***** RECORD EXTRACTS *****

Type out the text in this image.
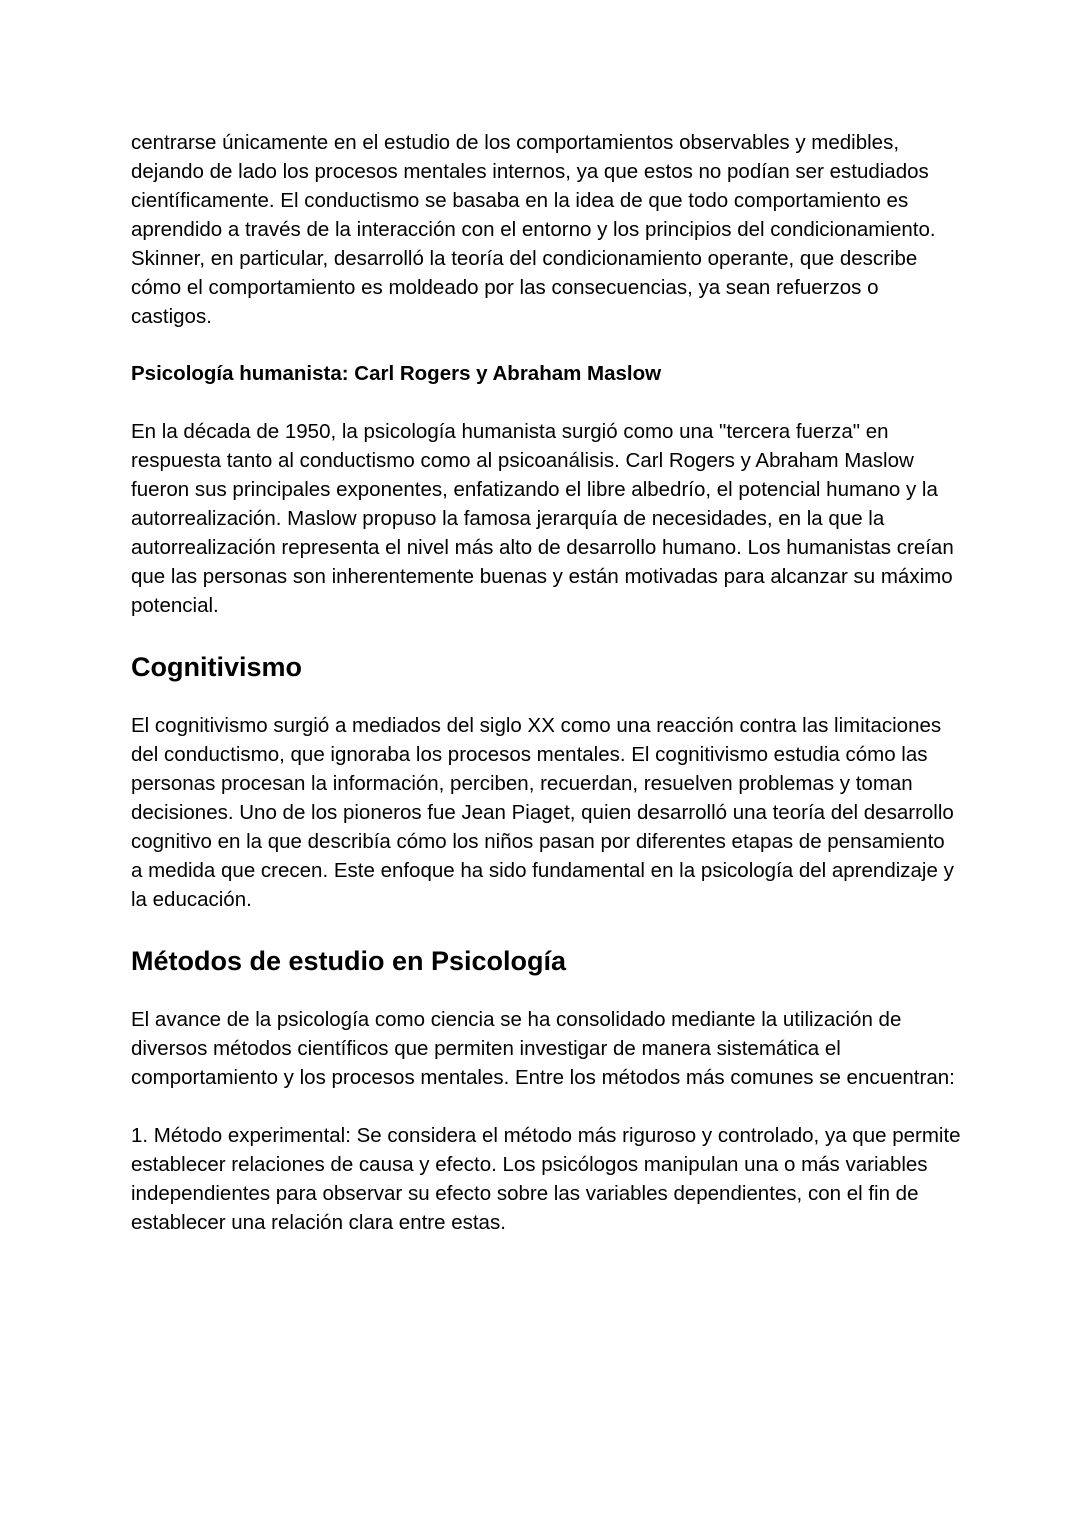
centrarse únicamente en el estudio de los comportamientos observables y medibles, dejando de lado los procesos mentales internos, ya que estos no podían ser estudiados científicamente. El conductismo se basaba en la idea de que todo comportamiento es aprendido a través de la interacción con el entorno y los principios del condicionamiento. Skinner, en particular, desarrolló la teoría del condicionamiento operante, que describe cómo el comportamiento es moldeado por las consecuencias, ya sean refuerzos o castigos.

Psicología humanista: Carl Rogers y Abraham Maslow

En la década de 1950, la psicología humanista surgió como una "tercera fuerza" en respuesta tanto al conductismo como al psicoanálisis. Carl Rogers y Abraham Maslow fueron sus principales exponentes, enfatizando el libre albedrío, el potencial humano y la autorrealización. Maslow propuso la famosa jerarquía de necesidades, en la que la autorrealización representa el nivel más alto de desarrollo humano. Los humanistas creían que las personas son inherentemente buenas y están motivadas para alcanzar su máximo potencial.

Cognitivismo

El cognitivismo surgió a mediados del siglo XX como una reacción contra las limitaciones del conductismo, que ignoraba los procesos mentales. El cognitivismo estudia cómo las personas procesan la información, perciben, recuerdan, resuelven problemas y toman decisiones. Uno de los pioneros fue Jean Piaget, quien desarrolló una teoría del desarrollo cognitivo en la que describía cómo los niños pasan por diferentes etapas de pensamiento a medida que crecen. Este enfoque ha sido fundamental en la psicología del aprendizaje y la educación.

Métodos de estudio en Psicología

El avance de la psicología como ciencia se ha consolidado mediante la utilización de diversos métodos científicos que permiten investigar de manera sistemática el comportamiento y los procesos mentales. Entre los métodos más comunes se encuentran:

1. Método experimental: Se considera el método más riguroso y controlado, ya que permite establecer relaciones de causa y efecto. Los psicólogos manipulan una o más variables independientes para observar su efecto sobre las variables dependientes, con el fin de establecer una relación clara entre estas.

*****

> [WHAT TO WORK ON]
Your task is to pick out every line with the string "Maslow" and copy it.

> [SOLUTION TO THIS PROBLEM]
Psicología humanista: Carl Rogers y Abraham Maslow
En la década de 1950, la psicología humanista surgió como una "tercera fuerza" en respuesta tanto al conductismo como al psicoanálisis. Carl Rogers y Abraham Maslow fueron sus principales exponentes, enfatizando el libre albedrío, el potencial humano y la autorrealización. Maslow propuso la famosa jerarquía de necesidades, en la que la autorrealización representa el nivel más alto de desarrollo humano. Los humanistas creían que las personas son inherentemente buenas y están motivadas para alcanzar su máximo potencial.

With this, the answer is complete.